* _Written exercise_:
Going through the material below, please gather all lines with the word "JSON" in them.

— start of Available data —

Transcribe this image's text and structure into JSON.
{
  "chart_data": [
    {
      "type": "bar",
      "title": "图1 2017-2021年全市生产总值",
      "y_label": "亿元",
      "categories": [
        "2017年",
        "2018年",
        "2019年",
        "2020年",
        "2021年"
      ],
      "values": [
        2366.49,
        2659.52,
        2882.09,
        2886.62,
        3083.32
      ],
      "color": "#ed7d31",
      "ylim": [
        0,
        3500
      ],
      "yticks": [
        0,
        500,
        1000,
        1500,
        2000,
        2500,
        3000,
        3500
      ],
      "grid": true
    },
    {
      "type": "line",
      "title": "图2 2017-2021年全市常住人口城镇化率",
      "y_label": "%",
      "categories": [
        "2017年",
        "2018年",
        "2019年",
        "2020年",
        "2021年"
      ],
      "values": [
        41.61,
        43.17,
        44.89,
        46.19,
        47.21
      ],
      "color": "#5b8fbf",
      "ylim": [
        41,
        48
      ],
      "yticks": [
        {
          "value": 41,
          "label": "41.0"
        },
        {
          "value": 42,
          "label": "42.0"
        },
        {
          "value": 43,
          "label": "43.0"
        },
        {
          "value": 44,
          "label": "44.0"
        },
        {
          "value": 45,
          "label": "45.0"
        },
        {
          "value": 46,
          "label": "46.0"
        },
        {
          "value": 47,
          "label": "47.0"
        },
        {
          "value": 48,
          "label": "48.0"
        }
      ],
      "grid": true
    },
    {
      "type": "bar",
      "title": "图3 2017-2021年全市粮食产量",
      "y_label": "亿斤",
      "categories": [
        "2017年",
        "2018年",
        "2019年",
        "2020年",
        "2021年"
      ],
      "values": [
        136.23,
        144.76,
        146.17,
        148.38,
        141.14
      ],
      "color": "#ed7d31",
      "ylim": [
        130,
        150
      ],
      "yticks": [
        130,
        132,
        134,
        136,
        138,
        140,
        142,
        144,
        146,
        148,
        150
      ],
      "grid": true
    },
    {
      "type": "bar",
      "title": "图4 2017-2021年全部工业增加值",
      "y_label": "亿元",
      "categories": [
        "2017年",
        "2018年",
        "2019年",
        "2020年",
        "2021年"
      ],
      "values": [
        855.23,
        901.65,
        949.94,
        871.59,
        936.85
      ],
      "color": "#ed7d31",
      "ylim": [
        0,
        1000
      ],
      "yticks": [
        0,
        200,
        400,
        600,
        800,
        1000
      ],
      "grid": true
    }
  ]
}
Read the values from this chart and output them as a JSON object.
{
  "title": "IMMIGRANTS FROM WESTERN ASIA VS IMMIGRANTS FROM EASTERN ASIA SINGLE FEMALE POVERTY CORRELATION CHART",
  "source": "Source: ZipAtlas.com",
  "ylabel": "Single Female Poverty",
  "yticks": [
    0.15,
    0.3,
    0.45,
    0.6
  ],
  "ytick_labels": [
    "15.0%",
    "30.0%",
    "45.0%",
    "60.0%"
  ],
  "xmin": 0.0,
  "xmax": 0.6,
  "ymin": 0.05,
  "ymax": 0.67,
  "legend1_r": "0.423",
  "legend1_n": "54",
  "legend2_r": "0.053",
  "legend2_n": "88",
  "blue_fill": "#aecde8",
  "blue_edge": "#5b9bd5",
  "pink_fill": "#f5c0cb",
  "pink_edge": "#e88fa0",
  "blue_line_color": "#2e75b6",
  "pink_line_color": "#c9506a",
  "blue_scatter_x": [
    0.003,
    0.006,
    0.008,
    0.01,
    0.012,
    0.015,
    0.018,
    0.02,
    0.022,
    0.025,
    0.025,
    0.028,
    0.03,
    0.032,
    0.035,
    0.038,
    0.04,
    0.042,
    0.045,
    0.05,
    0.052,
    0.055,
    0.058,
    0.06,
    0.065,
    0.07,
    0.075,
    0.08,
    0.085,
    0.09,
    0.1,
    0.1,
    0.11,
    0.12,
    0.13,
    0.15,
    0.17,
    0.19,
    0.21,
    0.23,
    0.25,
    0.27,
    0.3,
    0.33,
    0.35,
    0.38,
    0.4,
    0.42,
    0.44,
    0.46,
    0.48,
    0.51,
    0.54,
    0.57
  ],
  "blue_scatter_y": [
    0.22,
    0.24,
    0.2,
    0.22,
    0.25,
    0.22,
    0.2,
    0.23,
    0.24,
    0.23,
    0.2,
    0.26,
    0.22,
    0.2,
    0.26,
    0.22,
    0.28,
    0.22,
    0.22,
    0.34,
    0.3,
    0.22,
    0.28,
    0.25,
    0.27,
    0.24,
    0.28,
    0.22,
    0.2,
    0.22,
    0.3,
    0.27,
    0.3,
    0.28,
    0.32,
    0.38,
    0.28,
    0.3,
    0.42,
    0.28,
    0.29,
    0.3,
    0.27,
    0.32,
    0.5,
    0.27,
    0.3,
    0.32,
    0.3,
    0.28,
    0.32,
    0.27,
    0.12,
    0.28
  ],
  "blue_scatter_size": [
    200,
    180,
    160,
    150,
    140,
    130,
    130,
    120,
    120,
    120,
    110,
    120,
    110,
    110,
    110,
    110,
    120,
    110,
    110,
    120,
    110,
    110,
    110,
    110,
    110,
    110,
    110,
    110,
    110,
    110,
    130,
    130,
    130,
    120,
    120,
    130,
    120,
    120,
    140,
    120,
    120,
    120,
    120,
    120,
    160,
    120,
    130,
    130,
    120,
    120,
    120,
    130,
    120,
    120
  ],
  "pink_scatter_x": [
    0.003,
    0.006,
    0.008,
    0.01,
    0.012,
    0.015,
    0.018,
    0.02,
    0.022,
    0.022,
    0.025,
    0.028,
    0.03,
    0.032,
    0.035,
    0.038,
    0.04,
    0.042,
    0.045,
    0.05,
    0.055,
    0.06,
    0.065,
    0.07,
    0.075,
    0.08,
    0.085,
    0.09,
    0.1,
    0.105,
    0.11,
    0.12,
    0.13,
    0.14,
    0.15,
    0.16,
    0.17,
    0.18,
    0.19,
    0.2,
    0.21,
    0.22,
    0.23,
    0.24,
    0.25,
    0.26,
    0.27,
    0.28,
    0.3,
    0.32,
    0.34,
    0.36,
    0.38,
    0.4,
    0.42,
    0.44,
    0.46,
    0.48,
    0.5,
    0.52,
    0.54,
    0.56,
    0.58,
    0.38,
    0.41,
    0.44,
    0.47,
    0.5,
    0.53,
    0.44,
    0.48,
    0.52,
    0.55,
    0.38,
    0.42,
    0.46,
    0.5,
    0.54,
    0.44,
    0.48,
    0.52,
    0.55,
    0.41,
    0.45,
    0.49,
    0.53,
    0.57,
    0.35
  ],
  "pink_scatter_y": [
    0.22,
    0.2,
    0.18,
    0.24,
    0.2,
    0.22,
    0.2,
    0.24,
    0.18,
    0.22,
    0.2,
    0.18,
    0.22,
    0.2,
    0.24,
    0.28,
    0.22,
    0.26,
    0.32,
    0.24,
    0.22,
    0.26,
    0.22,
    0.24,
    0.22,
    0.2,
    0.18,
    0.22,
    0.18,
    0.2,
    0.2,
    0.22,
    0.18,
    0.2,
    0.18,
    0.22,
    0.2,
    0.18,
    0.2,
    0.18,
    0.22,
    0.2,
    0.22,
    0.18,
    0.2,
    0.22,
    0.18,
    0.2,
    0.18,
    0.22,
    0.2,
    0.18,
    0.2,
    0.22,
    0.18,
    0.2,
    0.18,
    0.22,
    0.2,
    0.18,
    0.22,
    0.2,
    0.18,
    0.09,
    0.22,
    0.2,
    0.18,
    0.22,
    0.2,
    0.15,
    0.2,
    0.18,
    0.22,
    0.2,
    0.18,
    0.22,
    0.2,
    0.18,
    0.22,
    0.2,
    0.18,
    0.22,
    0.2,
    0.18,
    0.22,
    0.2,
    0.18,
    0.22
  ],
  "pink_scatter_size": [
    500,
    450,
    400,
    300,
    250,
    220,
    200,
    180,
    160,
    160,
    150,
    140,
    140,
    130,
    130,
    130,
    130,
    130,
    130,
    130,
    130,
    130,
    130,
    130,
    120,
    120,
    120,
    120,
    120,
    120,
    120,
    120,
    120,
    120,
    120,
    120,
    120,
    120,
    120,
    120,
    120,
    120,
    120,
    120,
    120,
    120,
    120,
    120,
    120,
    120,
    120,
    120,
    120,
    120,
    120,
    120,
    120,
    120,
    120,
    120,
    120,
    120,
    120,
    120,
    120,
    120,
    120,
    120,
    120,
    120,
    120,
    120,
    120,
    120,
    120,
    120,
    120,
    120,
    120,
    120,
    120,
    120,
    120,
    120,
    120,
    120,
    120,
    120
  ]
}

— end of Available data —

* _Output of the exercise_:
Transcribe this image's text and structure into JSON.
Read the values from this chart and output them as a JSON object.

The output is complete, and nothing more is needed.